◆ What this task involves: Say how many lines of the listing below contain "ylabel", giving the number and nothing else.

◆ Dataset extract:
----
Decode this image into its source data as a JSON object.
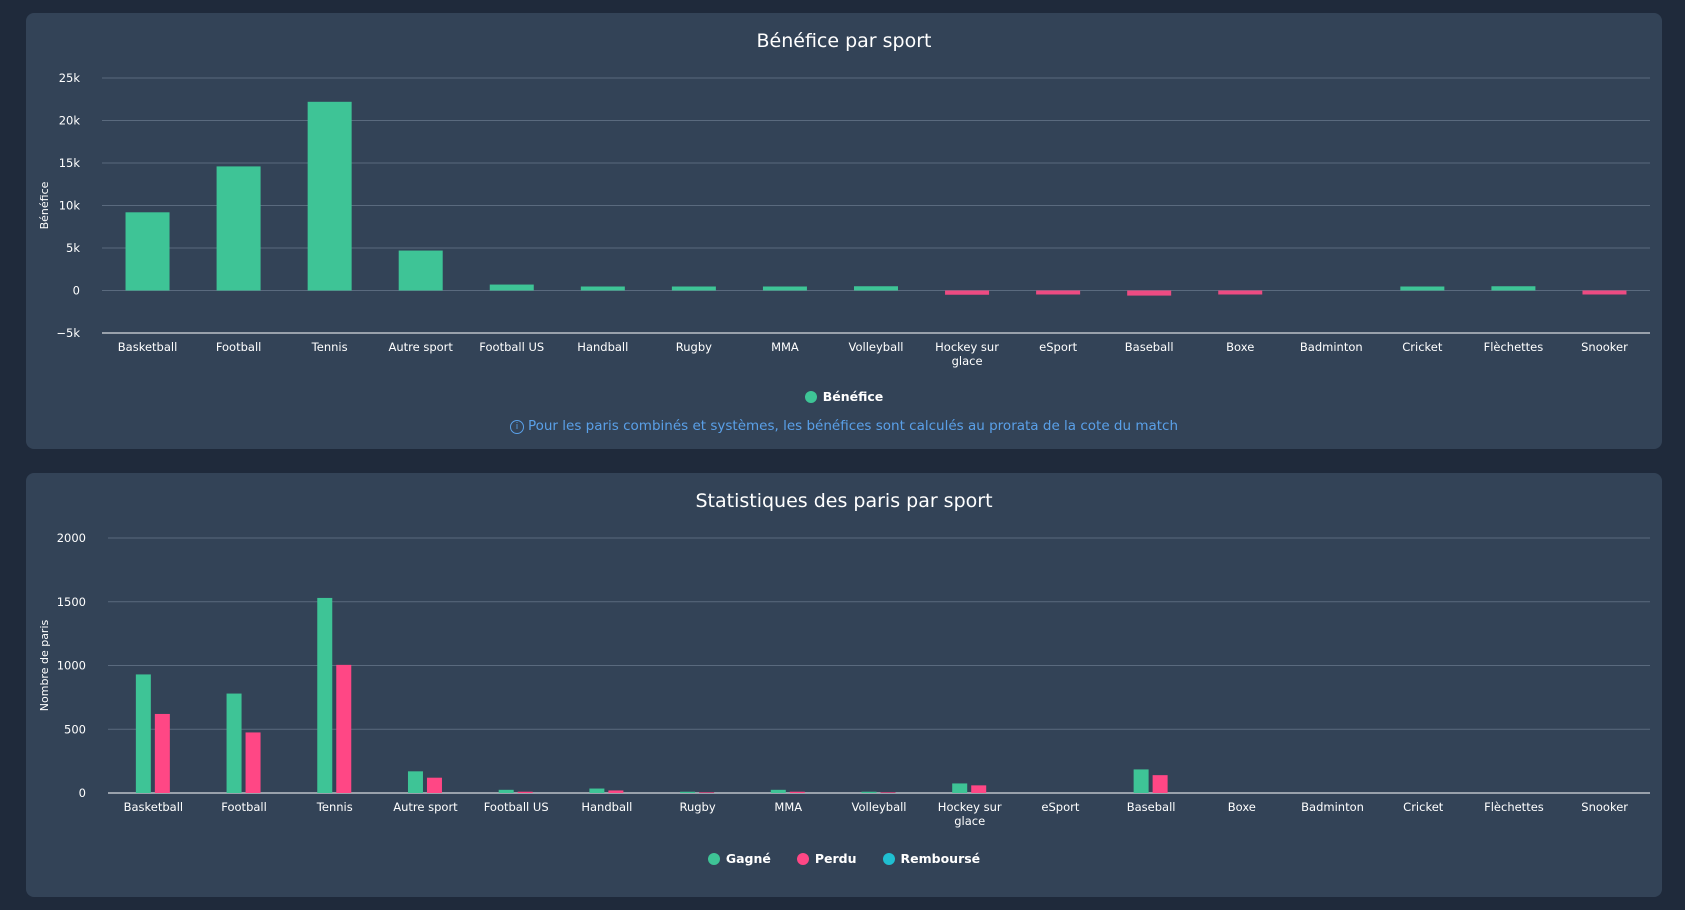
{
  "chart_data": [
    {
      "type": "bar",
      "title": "Bénéfice par sport",
      "ylabel": "Bénéfice",
      "xlabel": "",
      "ylim": [
        -5000,
        25000
      ],
      "yticks": [
        "25k",
        "20k",
        "15k",
        "10k",
        "5k",
        "0",
        "−5k"
      ],
      "ytick_values": [
        25000,
        20000,
        15000,
        10000,
        5000,
        0,
        -5000
      ],
      "categories": [
        "Basketball",
        "Football",
        "Tennis",
        "Autre sport",
        "Football US",
        "Handball",
        "Rugby",
        "MMA",
        "Volleyball",
        "Hockey sur glace",
        "eSport",
        "Baseball",
        "Boxe",
        "Badminton",
        "Cricket",
        "Flèchettes",
        "Snooker"
      ],
      "series": [
        {
          "name": "Bénéfice",
          "values": [
            9200,
            14600,
            22200,
            4700,
            700,
            400,
            400,
            300,
            500,
            -500,
            -100,
            -600,
            -100,
            0,
            200,
            500,
            -400
          ]
        }
      ],
      "positive_color": "#3ec496",
      "negative_color": "#ed4b82",
      "grid": true,
      "legend_position": "bottom"
    },
    {
      "type": "bar",
      "title": "Statistiques des paris par sport",
      "ylabel": "Nombre de paris",
      "xlabel": "",
      "ylim": [
        0,
        2000
      ],
      "yticks": [
        "2000",
        "1500",
        "1000",
        "500",
        "0"
      ],
      "ytick_values": [
        2000,
        1500,
        1000,
        500,
        0
      ],
      "categories": [
        "Basketball",
        "Football",
        "Tennis",
        "Autre sport",
        "Football US",
        "Handball",
        "Rugby",
        "MMA",
        "Volleyball",
        "Hockey sur glace",
        "eSport",
        "Baseball",
        "Boxe",
        "Badminton",
        "Cricket",
        "Flèchettes",
        "Snooker"
      ],
      "series": [
        {
          "name": "Gagné",
          "color": "#3ec496",
          "values": [
            930,
            780,
            1530,
            170,
            25,
            35,
            10,
            25,
            10,
            75,
            0,
            185,
            0,
            0,
            0,
            0,
            0
          ]
        },
        {
          "name": "Perdu",
          "color": "#ff4785",
          "values": [
            620,
            475,
            1005,
            120,
            10,
            20,
            5,
            10,
            5,
            60,
            0,
            140,
            0,
            0,
            0,
            0,
            0
          ]
        },
        {
          "name": "Remboursé",
          "color": "#1fbfd1",
          "values": [
            0,
            0,
            0,
            0,
            0,
            0,
            0,
            0,
            0,
            0,
            0,
            0,
            0,
            0,
            0,
            0,
            0
          ]
        }
      ],
      "grid": true,
      "legend_position": "bottom"
    }
  ],
  "profit_note": "Pour les paris combinés et systèmes, les bénéfices sont calculés au prorata de la cote du match",
  "info_icon": "info-icon"
}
----
◆ Written solution: 2